Requirement: From the records that follow, copy every line in which "hielm" appears.

Data records:

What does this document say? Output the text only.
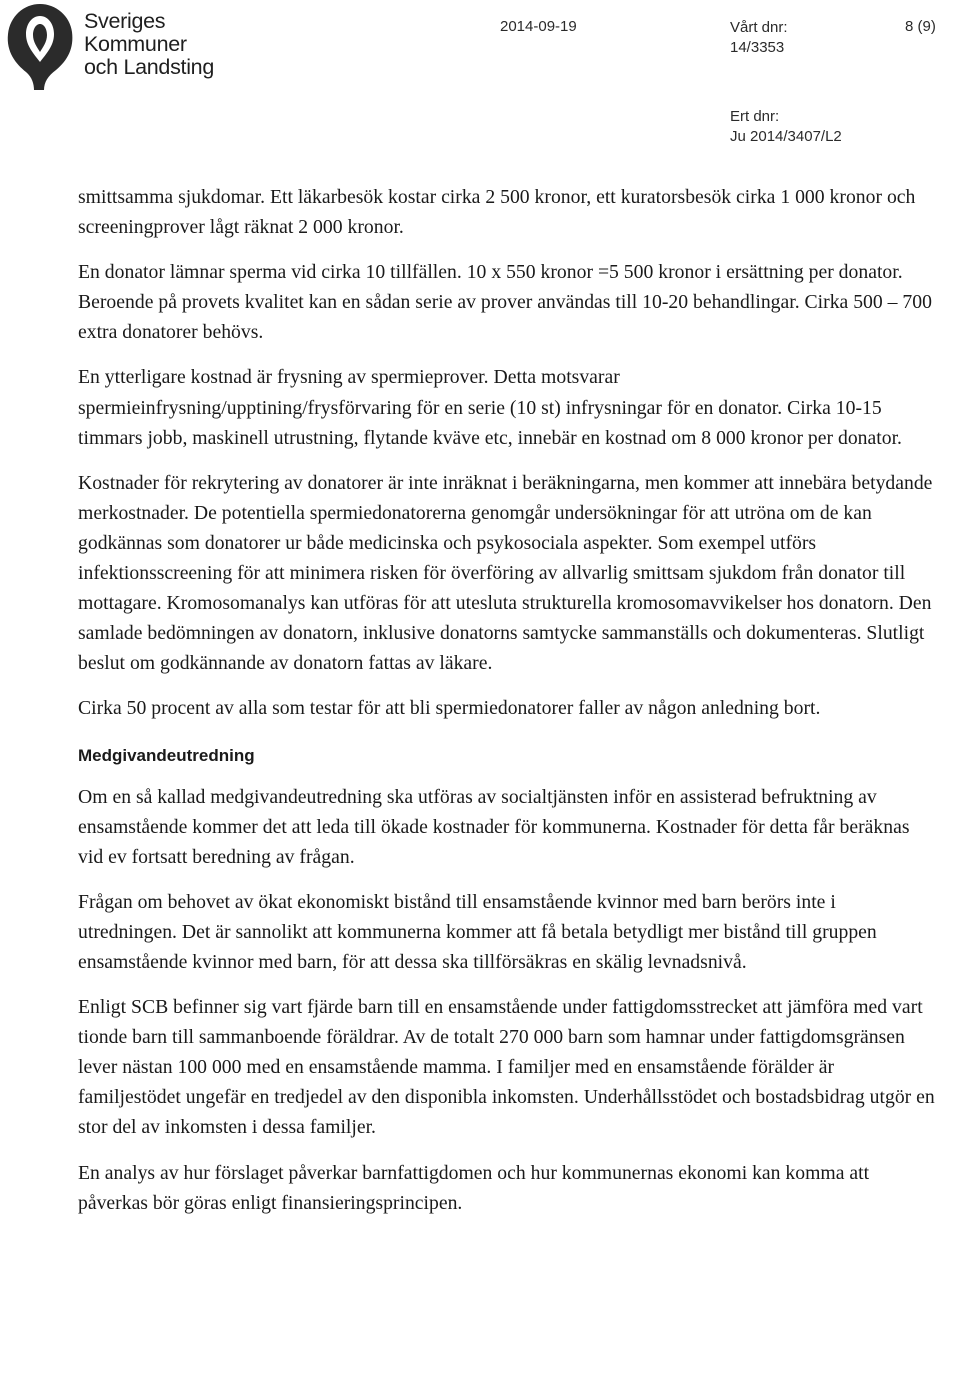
Sveriges
Kommuner
och Landsting
2014-09-19	Vårt dnr:
14/3353
8 (9)
Ert dnr:
Ju 2014/3407/L2

smittsamma sjukdomar. Ett läkarbesök kostar cirka 2 500 kronor, ett kuratorsbesök cirka 1 000 kronor och screeningprover lågt räknat 2 000 kronor.

En donator lämnar sperma vid cirka 10 tillfällen. 10 x 550 kronor =5 500 kronor i ersättning per donator. Beroende på provets kvalitet kan en sådan serie av prover användas till 10-20 behandlingar. Cirka 500 – 700 extra donatorer behövs.

En ytterligare kostnad är frysning av spermieprover. Detta motsvarar spermieinfrysning/upptining/frysförvaring för en serie (10 st) infrysningar för en donator. Cirka 10-15 timmars jobb, maskinell utrustning, flytande kväve etc, innebär en kostnad om 8 000 kronor per donator.

Kostnader för rekrytering av donatorer är inte inräknat i beräkningarna, men kommer att innebära betydande merkostnader. De potentiella spermiedonatorerna genomgår undersökningar för att utröna om de kan godkännas som donatorer ur både medicinska och psykosociala aspekter. Som exempel utförs infektionsscreening för att minimera risken för överföring av allvarlig smittsam sjukdom från donator till mottagare. Kromosomanalys kan utföras för att utesluta strukturella kromosomavvikelser hos donatorn. Den samlade bedömningen av donatorn, inklusive donatorns samtycke sammanställs och dokumenteras. Slutligt beslut om godkännande av donatorn fattas av läkare.

Cirka 50 procent av alla som testar för att bli spermiedonatorer faller av någon anledning bort.

Medgivandeutredning

Om en så kallad medgivandeutredning ska utföras av socialtjänsten inför en assisterad befruktning av ensamstående kommer det att leda till ökade kostnader för kommunerna. Kostnader för detta får beräknas vid ev fortsatt beredning av frågan.

Frågan om behovet av ökat ekonomiskt bistånd till ensamstående kvinnor med barn berörs inte i utredningen. Det är sannolikt att kommunerna kommer att få betala betydligt mer bistånd till gruppen ensamstående kvinnor med barn, för att dessa ska tillförsäkras en skälig levnadsnivå.

Enligt SCB befinner sig vart fjärde barn till en ensamstående under fattigdomsstrecket att jämföra med vart tionde barn till sammanboende föräldrar. Av de totalt 270 000 barn som hamnar under fattigdomsgränsen lever nästan 100 000 med en ensamstående mamma. I familjer med en ensamstående förälder är familjestödet ungefär en tredjedel av den disponibla inkomsten. Underhållsstödet och bostadsbidrag utgör en stor del av inkomsten i dessa familjer.

En analys av hur förslaget påverkar barnfattigdomen och hur kommunernas ekonomi kan komma att påverkas bör göras enligt finansieringsprincipen.
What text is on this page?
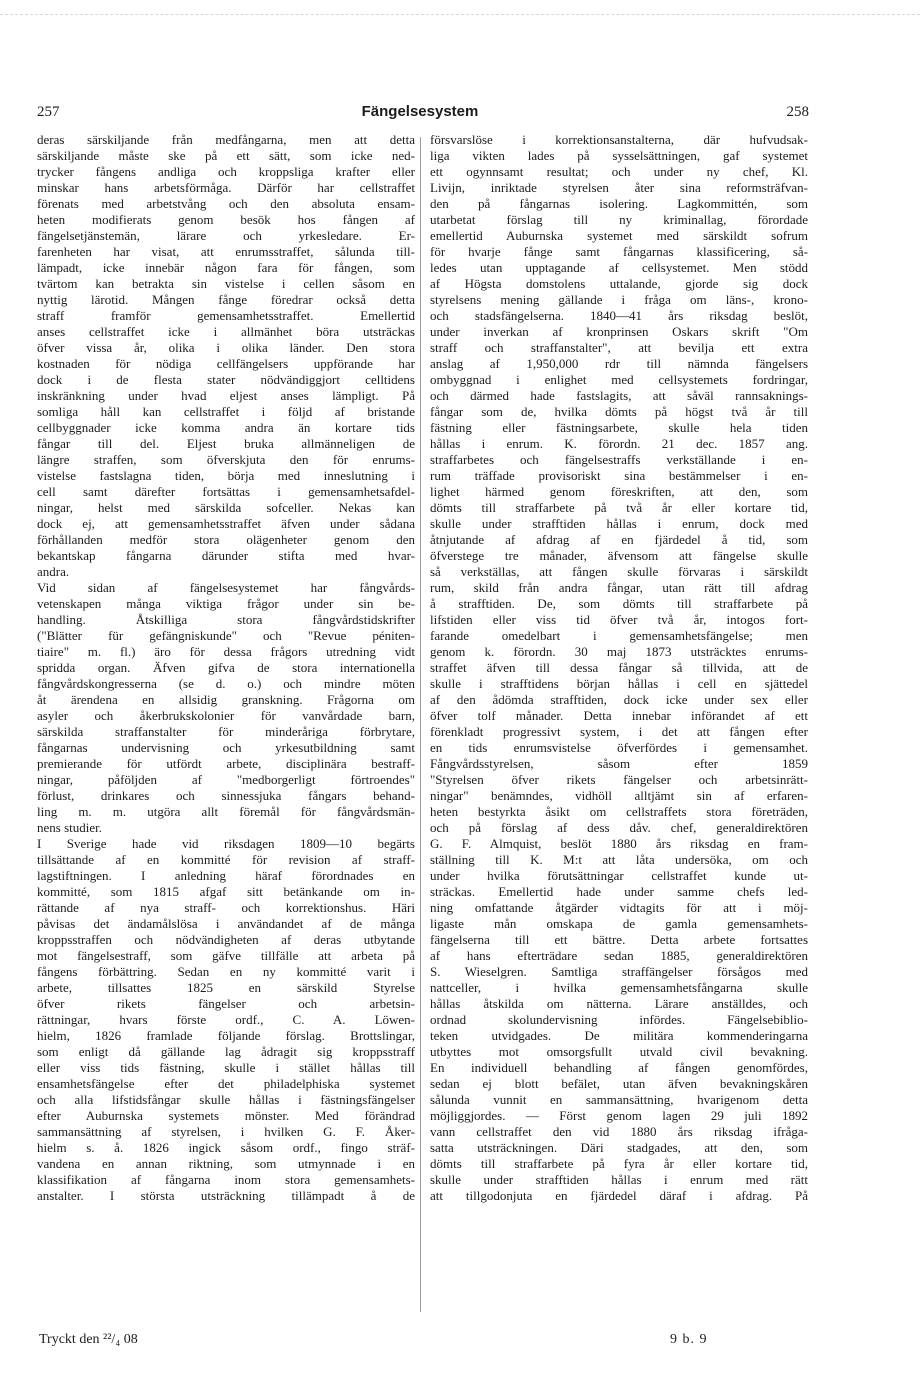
257	Fängelsesystem	258
deras särskiljande från medfångarna, men att detta
särskiljande måste ske på ett sätt, som icke ned-
trycker fångens andliga och kroppsliga krafter eller
minskar hans arbetsförmåga. Därför har cellstraffet
förenats med arbetstvång och den absoluta ensam-
heten modifierats genom besök hos fången af
fängelsetjänstemän, lärare och yrkesledare. Er-
farenheten har visat, att enrumsstraffet, sålunda till-
lämpadt, icke innebär någon fara för fången, som
tvärtom kan betrakta sin vistelse i cellen såsom en
nyttig lärotid. Mången fånge föredrar också detta
straff framför gemensamhetsstraffet. Emellertid
anses cellstraffet icke i allmänhet böra utsträckas
öfver vissa år, olika i olika länder. Den stora
kostnaden för nödiga cellfängelsers uppförande har
dock i de flesta stater nödvändiggjort celltidens
inskränkning under hvad eljest anses lämpligt. På
somliga håll kan cellstraffet i följd af bristande
cellbyggnader icke komma andra än kortare tids
fångar till del. Eljest bruka allmänneligen de
längre straffen, som öfverskjuta den för enrums-
vistelse fastslagna tiden, börja med inneslutning i
cell samt därefter fortsättas i gemensamhetsafdel-
ningar, helst med särskilda sofceller. Nekas kan
dock ej, att gemensamhetsstraffet äfven under sådana
förhållanden medför stora olägenheter genom den
bekantskap fångarna därunder stifta med hvar-
andra.
Vid sidan af fängelsesystemet har fångvårds-
vetenskapen många viktiga frågor under sin be-
handling. Åtskilliga stora fångvårdstidskrifter
("Blätter für gefängniskunde" och "Revue péniten-
tiaire" m. fl.) äro för dessa frågors utredning vidt
spridda organ. Äfven gifva de stora internationella
fångvårdskongresserna (se d. o.) och mindre möten
åt ärendena en allsidig granskning. Frågorna om
asyler och åkerbrukskolonier för vanvårdade barn,
särskilda straffanstalter för minderåriga förbrytare,
fångarnas undervisning och yrkesutbildning samt
premierande för utfördt arbete, disciplinära bestraff-
ningar, påföljden af "medborgerligt förtroendes"
förlust, drinkares och sinnessjuka fångars behand-
ling m. m. utgöra allt föremål för fångvårdsmän-
nens studier.
I Sverige hade vid riksdagen 1809—10 begärts
tillsättande af en kommitté för revision af straff-
lagstiftningen. I anledning häraf förordnades en
kommitté, som 1815 afgaf sitt betänkande om in-
rättande af nya straff- och korrektionshus. Häri
påvisas det ändamålslösa i användandet af de många
kroppsstraffen och nödvändigheten af deras utbytande
mot fängelsestraff, som gäfve tillfälle att arbeta på
fångens förbättring. Sedan en ny kommitté varit i
arbete, tillsattes 1825 en särskild Styrelse
öfver rikets fängelser och arbetsin-
rättningar, hvars förste ordf., C. A. Löwen-
hielm, 1826 framlade följande förslag. Brottslingar,
som enligt då gällande lag ådragit sig kroppsstraff
eller viss tids fästning, skulle i stället hållas till
ensamhetsfängelse efter det philadelphiska systemet
och alla lifstidsfångar skulle hållas i fästningsfängelser
efter Auburnska systemets mönster. Med förändrad
sammansättning af styrelsen, i hvilken G. F. Åker-
hielm s. å. 1826 ingick såsom ordf., fingo sträf-
vandena en annan riktning, som utmynnade i en
klassifikation af fångarna inom stora gemensamhets-
anstalter. I största utsträckning tillämpadt å de
försvarslöse i korrektionsanstalterna, där hufvudsak-
liga vikten lades på sysselsättningen, gaf systemet
ett ogynnsamt resultat; och under ny chef, Kl.
Livijn, inriktade styrelsen åter sina reformsträfvan-
den på fångarnas isolering. Lagkommittén, som
utarbetat förslag till ny kriminallag, förordade
emellertid Auburnska systemet med särskildt sofrum
för hvarje fånge samt fångarnas klassificering, så-
ledes utan upptagande af cellsystemet. Men stödd
af Högsta domstolens uttalande, gjorde sig dock
styrelsens mening gällande i fråga om läns-, krono-
och stadsfängelserna. 1840—41 års riksdag beslöt,
under inverkan af kronprinsen Oskars skrift "Om
straff och straffanstalter", att bevilja ett extra
anslag af 1,950,000 rdr till nämnda fängelsers
ombyggnad i enlighet med cellsystemets fordringar,
och därmed hade fastslagits, att såväl rannsaknings-
fångar som de, hvilka dömts på högst två år till
fästning eller fästningsarbete, skulle hela tiden
hållas i enrum. K. förordn. 21 dec. 1857 ang.
straffarbetes och fängelsestraffs verkställande i en-
rum träffade provisoriskt sina bestämmelser i en-
lighet härmed genom föreskriften, att den, som
dömts till straffarbete på två år eller kortare tid,
skulle under strafftiden hållas i enrum, dock med
åtnjutande af afdrag af en fjärdedel å tid, som
öfverstege tre månader, äfvensom att fängelse skulle
så verkställas, att fången skulle förvaras i särskildt
rum, skild från andra fångar, utan rätt till afdrag
å strafftiden. De, som dömts till straffarbete på
lifstiden eller viss tid öfver två år, intogos fort-
farande omedelbart i gemensamhetsfängelse; men
genom k. förordn. 30 maj 1873 utsträcktes enrums-
straffet äfven till dessa fångar så tillvida, att de
skulle i strafftidens början hållas i cell en sjättedel
af den ådömda strafftiden, dock icke under sex eller
öfver tolf månader. Detta innebar införandet af ett
förenkladt progressivt system, i det att fången efter
en tids enrumsvistelse öfverfördes i gemensamhet.
Fångvårdsstyrelsen, såsom efter 1859
"Styrelsen öfver rikets fängelser och arbetsinrätt-
ningar" benämndes, vidhöll alltjämt sin af erfaren-
heten bestyrkta åsikt om cellstraffets stora företräden,
och på förslag af dess dåv. chef, generaldirektören
G. F. Almquist, beslöt 1880 års riksdag en fram-
ställning till K. M:t att låta undersöka, om och
under hvilka förutsättningar cellstraffet kunde ut-
sträckas. Emellertid hade under samme chefs led-
ning omfattande åtgärder vidtagits för att i möj-
ligaste mån omskapa de gamla gemensamhets-
fängelserna till ett bättre. Detta arbete fortsattes
af hans efterträdare sedan 1885, generaldirektören
S. Wieselgren. Samtliga straffängelser försågos med
nattceller, i hvilka gemensamhetsfångarna skulle
hållas åtskilda om nätterna. Lärare anställdes, och
ordnad skolundervisning infördes. Fängelsebiblio-
teken utvidgades. De militära kommenderingarna
utbyttes mot omsorgsfullt utvald civil bevakning.
En individuell behandling af fången genomfördes,
sedan ej blott befälet, utan äfven bevakningskåren
sålunda vunnit en sammansättning, hvarigenom detta
möjliggjordes. — Först genom lagen 29 juli 1892
vann cellstraffet den vid 1880 års riksdag ifråga-
satta utsträckningen. Däri stadgades, att den, som
dömts till straffarbete på fyra år eller kortare tid,
skulle under strafftiden hållas i enrum med rätt
att tillgodonjuta en fjärdedel däraf i afdrag. På
Tryckt den ²²/₄ 08	9 b. 9
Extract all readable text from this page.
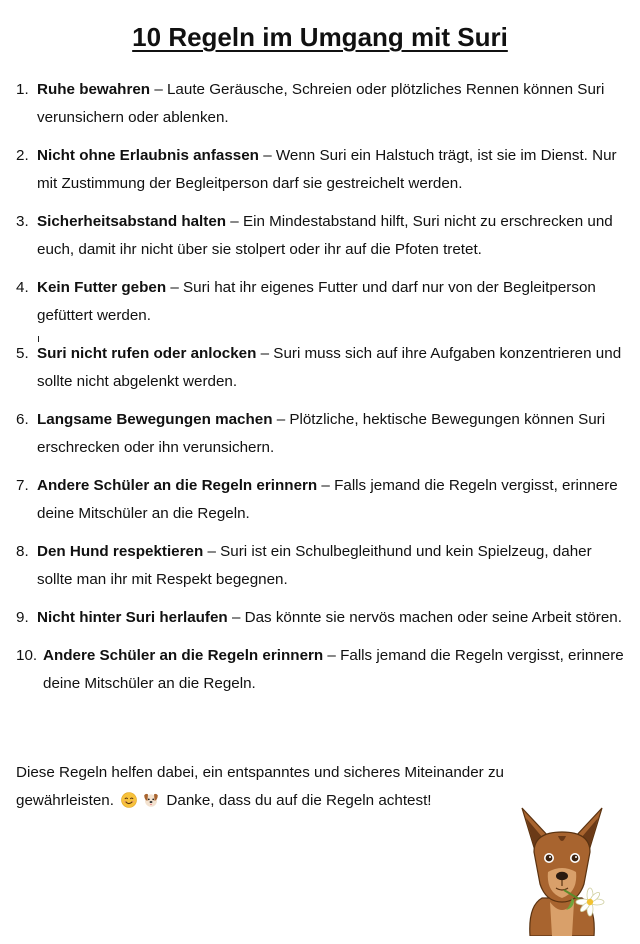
10 Regeln im Umgang mit Suri
1. Ruhe bewahren – Laute Geräusche, Schreien oder plötzliches Rennen können Suri verunsichern oder ablenken.
2. Nicht ohne Erlaubnis anfassen – Wenn Suri ein Halstuch trägt, ist sie im Dienst. Nur mit Zustimmung der Begleitperson darf sie gestreichelt werden.
3. Sicherheitsabstand halten – Ein Mindestabstand hilft, Suri nicht zu erschrecken und euch, damit ihr nicht über sie stolpert oder ihr auf die Pfoten tretet.
4. Kein Futter geben – Suri hat ihr eigenes Futter und darf nur von der Begleitperson gefüttert werden.
5. Suri nicht rufen oder anlocken – Suri muss sich auf ihre Aufgaben konzentrieren und sollte nicht abgelenkt werden.
6. Langsame Bewegungen machen – Plötzliche, hektische Bewegungen können Suri erschrecken oder ihn verunsichern.
7. Andere Schüler an die Regeln erinnern – Falls jemand die Regeln vergisst, erinnere deine Mitschüler an die Regeln.
8. Den Hund respektieren – Suri ist ein Schulbegleithund und kein Spielzeug, daher sollte man ihr mit Respekt begegnen.
9. Nicht hinter Suri herlaufen – Das könnte sie nervös machen oder seine Arbeit stören.
10. Andere Schüler an die Regeln erinnern – Falls jemand die Regeln vergisst, erinnere deine Mitschüler an die Regeln.

Diese Regeln helfen dabei, ein entspanntes und sicheres Miteinander zu gewährleisten.	Danke, dass du auf die Regeln achtest!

Exercise response:
hielm, 1826 framlade följande förslag. Brottslingar,
hielm s. å. 1826 ingick såsom ordf., fingo sträf-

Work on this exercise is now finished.